PROMPT A >>
In the excerpt on India's auto supply chains, during which decade did the country's auto components sector take off?
PROMPT B >>
Proceed with the excerpt on India's auto supply chains, picking up right after its final sentence.

======== EXCERPT

As far back as 2001, John Sutton of The London School of Economics and Political Science wrote in a research paper: “The main challenge now facing the (Indian and Chinese automobile) industries lies in the extension of international best practice to second- and third- tier component suppliers.”
This has larger implications for the economy and its competitiveness. The traditional production system has splintered the world over and given way to an intricate web of supply chains. Companies such as Dell Inc. have built an entirely new business model by using a global network of suppliers. Industrial growth in many sectors today depends on how well local firms integrate into global supply chains. The current problems in the local automobile industry show that many suppliers are incapable of delivering quality to companies in the same country, let alone those in other parts of the world. This is worrisome.
India’s own auto components sector took off in the 1990s, with the arrival of many global companies. These companies developed a local supply chain, partly by bringing in their own global suppliers and partly by nurturing local component manufacturers. The Koreans have been particularly successful in creating such an ecosystem, which is one reason why they succeeded when so many others skidded into trouble. The development of auto supply chains helped transfer technology and management practices to local firms.

================
======== MATERIAL

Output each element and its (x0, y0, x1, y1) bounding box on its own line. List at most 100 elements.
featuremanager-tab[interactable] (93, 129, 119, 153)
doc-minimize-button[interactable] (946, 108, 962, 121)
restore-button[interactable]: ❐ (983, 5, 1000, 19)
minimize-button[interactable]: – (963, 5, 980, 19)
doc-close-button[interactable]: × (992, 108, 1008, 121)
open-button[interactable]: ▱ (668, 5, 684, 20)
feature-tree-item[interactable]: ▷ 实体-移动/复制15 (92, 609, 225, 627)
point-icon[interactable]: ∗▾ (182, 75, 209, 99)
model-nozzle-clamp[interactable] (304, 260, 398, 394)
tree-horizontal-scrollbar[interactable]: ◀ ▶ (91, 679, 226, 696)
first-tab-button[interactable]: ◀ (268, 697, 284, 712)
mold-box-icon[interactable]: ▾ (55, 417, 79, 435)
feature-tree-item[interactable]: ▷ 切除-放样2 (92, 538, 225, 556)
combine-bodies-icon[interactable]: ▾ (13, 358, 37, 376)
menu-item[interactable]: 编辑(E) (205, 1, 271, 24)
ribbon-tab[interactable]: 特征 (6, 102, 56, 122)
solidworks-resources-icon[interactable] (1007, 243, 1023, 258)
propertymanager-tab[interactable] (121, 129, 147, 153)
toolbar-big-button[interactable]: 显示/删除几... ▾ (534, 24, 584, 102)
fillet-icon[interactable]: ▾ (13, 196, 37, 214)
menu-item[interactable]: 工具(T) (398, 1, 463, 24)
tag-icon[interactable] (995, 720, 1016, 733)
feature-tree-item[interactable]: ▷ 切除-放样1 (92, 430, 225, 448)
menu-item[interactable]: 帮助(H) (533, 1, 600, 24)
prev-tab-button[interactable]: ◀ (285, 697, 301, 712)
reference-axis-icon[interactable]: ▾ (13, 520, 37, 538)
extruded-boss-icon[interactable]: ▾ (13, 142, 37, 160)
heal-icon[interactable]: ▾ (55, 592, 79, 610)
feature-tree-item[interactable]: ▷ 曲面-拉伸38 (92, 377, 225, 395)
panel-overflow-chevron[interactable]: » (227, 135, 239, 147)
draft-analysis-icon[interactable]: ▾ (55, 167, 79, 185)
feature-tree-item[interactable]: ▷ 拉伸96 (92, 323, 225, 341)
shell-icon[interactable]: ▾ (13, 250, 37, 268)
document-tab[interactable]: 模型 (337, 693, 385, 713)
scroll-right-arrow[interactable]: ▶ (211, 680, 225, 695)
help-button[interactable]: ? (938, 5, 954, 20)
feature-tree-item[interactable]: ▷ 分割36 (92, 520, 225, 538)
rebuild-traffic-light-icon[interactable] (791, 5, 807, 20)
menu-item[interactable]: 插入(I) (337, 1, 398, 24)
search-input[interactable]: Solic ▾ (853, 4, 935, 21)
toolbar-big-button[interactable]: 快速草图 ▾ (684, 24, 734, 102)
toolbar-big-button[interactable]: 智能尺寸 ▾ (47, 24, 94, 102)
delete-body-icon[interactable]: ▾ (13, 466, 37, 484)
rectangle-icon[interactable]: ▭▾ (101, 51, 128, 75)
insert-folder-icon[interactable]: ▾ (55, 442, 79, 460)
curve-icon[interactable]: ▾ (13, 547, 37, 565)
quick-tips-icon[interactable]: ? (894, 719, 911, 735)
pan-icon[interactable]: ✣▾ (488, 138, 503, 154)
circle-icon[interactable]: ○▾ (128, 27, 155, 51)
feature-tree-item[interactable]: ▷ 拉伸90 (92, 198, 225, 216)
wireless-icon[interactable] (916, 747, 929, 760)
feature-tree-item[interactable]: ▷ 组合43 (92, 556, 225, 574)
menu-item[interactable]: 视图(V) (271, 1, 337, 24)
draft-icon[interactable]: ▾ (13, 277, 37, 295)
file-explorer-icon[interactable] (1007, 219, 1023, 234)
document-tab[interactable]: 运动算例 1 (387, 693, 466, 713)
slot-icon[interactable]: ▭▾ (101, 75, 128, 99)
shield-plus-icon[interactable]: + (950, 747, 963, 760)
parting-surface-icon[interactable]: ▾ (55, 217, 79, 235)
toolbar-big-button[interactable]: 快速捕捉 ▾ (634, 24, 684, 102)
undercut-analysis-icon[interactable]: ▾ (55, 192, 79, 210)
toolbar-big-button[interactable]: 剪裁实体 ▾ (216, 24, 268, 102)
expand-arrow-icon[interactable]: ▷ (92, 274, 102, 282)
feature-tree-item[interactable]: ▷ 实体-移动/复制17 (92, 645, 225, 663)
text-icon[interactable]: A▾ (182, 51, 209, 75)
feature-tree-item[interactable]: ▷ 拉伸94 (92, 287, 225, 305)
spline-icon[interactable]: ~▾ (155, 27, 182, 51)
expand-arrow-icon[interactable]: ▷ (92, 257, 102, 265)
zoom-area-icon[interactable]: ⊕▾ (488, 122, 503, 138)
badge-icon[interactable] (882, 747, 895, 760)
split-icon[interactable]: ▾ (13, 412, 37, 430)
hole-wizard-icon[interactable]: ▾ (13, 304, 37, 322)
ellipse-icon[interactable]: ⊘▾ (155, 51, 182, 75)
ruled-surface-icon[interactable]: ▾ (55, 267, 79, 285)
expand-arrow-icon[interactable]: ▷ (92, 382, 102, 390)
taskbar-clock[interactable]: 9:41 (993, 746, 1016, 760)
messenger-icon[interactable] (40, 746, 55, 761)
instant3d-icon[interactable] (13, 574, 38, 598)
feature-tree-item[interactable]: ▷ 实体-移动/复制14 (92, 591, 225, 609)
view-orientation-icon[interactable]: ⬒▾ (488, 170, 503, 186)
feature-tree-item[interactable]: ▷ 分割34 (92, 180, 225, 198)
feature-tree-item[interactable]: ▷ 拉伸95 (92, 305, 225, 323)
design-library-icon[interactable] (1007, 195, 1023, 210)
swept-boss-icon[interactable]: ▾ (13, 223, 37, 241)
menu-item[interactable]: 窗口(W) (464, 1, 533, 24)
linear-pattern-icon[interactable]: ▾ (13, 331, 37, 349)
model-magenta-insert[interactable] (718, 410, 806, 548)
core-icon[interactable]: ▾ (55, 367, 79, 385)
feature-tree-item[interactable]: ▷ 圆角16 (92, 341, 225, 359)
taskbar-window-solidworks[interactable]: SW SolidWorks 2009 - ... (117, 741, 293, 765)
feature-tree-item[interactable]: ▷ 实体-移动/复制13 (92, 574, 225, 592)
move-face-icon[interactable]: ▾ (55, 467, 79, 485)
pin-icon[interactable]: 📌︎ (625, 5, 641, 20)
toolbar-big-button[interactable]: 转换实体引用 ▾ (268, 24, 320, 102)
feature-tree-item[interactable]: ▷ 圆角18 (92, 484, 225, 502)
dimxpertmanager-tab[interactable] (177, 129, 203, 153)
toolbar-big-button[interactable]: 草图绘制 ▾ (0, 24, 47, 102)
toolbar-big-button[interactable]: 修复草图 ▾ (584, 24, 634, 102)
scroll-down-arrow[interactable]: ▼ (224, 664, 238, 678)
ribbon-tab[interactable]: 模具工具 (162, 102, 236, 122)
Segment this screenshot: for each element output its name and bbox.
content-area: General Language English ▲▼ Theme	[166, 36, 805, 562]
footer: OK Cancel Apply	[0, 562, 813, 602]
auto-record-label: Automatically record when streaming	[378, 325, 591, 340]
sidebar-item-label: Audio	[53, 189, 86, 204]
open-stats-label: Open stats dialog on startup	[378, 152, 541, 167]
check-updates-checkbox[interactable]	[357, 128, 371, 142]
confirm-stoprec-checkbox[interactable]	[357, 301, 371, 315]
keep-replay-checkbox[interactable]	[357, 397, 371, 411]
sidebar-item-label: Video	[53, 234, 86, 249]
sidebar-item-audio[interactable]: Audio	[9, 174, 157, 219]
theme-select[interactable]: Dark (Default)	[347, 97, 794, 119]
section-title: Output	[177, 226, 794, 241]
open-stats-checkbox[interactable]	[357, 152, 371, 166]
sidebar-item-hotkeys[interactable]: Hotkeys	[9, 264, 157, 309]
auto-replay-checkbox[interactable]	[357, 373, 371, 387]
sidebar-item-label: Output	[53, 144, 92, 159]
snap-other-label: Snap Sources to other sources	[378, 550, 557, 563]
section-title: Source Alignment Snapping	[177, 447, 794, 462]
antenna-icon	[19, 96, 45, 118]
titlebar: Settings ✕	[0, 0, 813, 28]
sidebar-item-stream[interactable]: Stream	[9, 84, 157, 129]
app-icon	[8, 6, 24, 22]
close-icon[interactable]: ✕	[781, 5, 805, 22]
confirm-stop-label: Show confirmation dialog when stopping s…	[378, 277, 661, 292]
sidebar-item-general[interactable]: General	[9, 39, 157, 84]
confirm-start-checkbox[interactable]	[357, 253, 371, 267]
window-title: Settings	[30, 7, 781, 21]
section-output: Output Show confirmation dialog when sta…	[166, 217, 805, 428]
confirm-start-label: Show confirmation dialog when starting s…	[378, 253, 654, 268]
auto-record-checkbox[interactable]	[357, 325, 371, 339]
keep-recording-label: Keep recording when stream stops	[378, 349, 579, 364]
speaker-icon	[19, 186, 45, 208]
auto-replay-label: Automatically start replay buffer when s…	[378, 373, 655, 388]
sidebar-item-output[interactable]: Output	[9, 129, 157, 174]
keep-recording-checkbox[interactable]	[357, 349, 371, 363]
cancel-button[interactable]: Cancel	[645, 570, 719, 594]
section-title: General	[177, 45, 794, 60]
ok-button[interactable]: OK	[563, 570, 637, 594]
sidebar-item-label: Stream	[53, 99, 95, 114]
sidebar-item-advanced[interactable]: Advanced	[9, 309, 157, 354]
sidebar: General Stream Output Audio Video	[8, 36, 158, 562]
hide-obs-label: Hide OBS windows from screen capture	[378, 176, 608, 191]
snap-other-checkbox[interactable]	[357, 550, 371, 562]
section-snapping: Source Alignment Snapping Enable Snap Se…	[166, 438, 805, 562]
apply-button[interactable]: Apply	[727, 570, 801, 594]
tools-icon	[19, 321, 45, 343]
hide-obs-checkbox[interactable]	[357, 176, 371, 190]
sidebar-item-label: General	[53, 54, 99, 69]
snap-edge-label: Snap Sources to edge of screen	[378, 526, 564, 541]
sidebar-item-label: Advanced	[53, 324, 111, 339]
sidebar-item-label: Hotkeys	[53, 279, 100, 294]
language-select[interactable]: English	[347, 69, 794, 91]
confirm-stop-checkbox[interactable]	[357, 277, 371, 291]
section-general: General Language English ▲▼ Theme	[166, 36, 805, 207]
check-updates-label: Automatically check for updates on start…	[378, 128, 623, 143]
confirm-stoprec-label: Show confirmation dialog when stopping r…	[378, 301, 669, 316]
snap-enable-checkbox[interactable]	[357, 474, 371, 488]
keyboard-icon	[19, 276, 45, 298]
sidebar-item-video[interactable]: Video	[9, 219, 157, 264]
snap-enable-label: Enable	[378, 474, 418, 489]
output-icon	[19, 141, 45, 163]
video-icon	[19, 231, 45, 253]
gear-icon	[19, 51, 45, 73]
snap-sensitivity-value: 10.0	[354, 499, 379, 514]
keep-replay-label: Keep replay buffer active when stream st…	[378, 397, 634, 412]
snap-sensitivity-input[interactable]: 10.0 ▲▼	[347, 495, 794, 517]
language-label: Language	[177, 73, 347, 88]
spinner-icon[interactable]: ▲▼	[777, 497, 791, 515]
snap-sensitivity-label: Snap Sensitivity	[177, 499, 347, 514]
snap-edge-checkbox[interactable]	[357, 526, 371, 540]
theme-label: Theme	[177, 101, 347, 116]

================

EXERCISE RESPONSE A >>
It took off in the 1990s, with the arrival of many global companies.

EXERCISE RESPONSE B >>
A similar process works in many other industries as well. Such linkages to global supply chains help local industry become more productive. A lot has been written on how the national highways programme and the introduction of a national goods and services tax will help companies manage suppliers and inventories more efficiently. But, equally important is the ability of suppliers, especially those with small and medium scale, to manage growth.
Of course, the fault does not lie with the component makers alone. They complain that the automobile companies are squeezing them on prices. This ensures that suppliers do not have the incentive to invest in technology and growth. India is not unique in this matter.
Something similar has happened globally, as a result of which some of the world’s largest auto component companies are gasping for air.